Lines of data
================

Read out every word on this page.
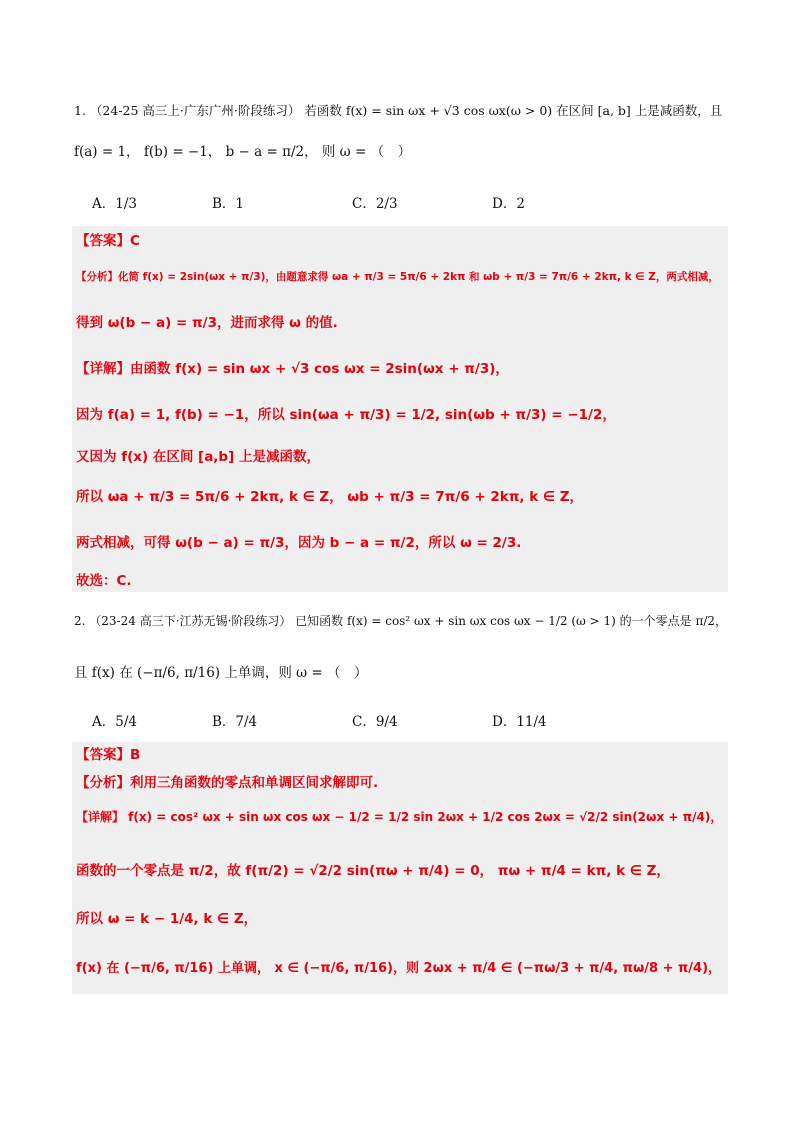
1. （24-25 高三上·广东广州·阶段练习） 若函数 f(x) = sin ωx + √3 cos ωx(ω > 0) 在区间 [a, b] 上是减函数，且
f(a) = 1， f(b) = −1， b − a = π/2， 则 ω = （　）
A．1/3	B．1	C．2/3	D．2
【答案】C
【分析】化简 f(x) = 2sin(ωx + π/3)，由题意求得 ωa + π/3 = 5π/6 + 2kπ 和 ωb + π/3 = 7π/6 + 2kπ, k ∈ Z，两式相减，
得到 ω(b − a) = π/3，进而求得 ω 的值.
【详解】由函数 f(x) = sin ωx + √3 cos ωx = 2sin(ωx + π/3)，
因为 f(a) = 1, f(b) = −1，所以 sin(ωa + π/3) = 1/2, sin(ωb + π/3) = −1/2，
又因为 f(x) 在区间 [a,b] 上是减函数，
所以 ωa + π/3 = 5π/6 + 2kπ, k ∈ Z， ωb + π/3 = 7π/6 + 2kπ, k ∈ Z，
两式相减，可得 ω(b − a) = π/3，因为 b − a = π/2，所以 ω = 2/3.
故选：C.
2. （23-24 高三下·江苏无锡·阶段练习） 已知函数 f(x) = cos² ωx + sin ωx cos ωx − 1/2 (ω > 1) 的一个零点是 π/2，
且 f(x) 在 (−π/6, π/16) 上单调，则 ω = （　）
A．5/4	B．7/4	C．9/4	D．11/4
【答案】B
【分析】利用三角函数的零点和单调区间求解即可.
【详解】 f(x) = cos² ωx + sin ωx cos ωx − 1/2 = 1/2 sin 2ωx + 1/2 cos 2ωx = √2/2 sin(2ωx + π/4)，
函数的一个零点是 π/2，故 f(π/2) = √2/2 sin(πω + π/4) = 0， πω + π/4 = kπ, k ∈ Z，
所以 ω = k − 1/4, k ∈ Z，
f(x) 在 (−π/6, π/16) 上单调， x ∈ (−π/6, π/16)，则 2ωx + π/4 ∈ (−πω/3 + π/4, πω/8 + π/4)，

================

> [WHAT IS ASKED]
Set the listing down in full and exactly. Pictures within it should not appear in the copy.

> [CORRECT RESULT]
Read out every word on this page.
1. （24-25 高三上·广东广州·阶段练习） 若函数 f(x) = sin ωx + √3 cos ωx(ω > 0) 在区间 [a, b] 上是减函数，且
f(a) = 1， f(b) = −1， b − a = π/2， 则 ω = （　）
A．1/3	B．1	C．2/3	D．2
【答案】C
【分析】化简 f(x) = 2sin(ωx + π/3)，由题意求得 ωa + π/3 = 5π/6 + 2kπ 和 ωb + π/3 = 7π/6 + 2kπ, k ∈ Z，两式相减，
得到 ω(b − a) = π/3，进而求得 ω 的值.
【详解】由函数 f(x) = sin ωx + √3 cos ωx = 2sin(ωx + π/3)，
因为 f(a) = 1, f(b) = −1，所以 sin(ωa + π/3) = 1/2, sin(ωb + π/3) = −1/2，
又因为 f(x) 在区间 [a,b] 上是减函数，
所以 ωa + π/3 = 5π/6 + 2kπ, k ∈ Z， ωb + π/3 = 7π/6 + 2kπ, k ∈ Z，
两式相减，可得 ω(b − a) = π/3，因为 b − a = π/2，所以 ω = 2/3.
故选：C.
2. （23-24 高三下·江苏无锡·阶段练习） 已知函数 f(x) = cos² ωx + sin ωx cos ωx − 1/2 (ω > 1) 的一个零点是 π/2，
且 f(x) 在 (−π/6, π/16) 上单调，则 ω = （　）
A．5/4	B．7/4	C．9/4	D．11/4
【答案】B
【分析】利用三角函数的零点和单调区间求解即可.
【详解】 f(x) = cos² ωx + sin ωx cos ωx − 1/2 = 1/2 sin 2ωx + 1/2 cos 2ωx = √2/2 sin(2ωx + π/4)，
函数的一个零点是 π/2，故 f(π/2) = √2/2 sin(πω + π/4) = 0， πω + π/4 = kπ, k ∈ Z，
所以 ω = k − 1/4, k ∈ Z，
f(x) 在 (−π/6, π/16) 上单调， x ∈ (−π/6, π/16)，则 2ωx + π/4 ∈ (−πω/3 + π/4, πω/8 + π/4)，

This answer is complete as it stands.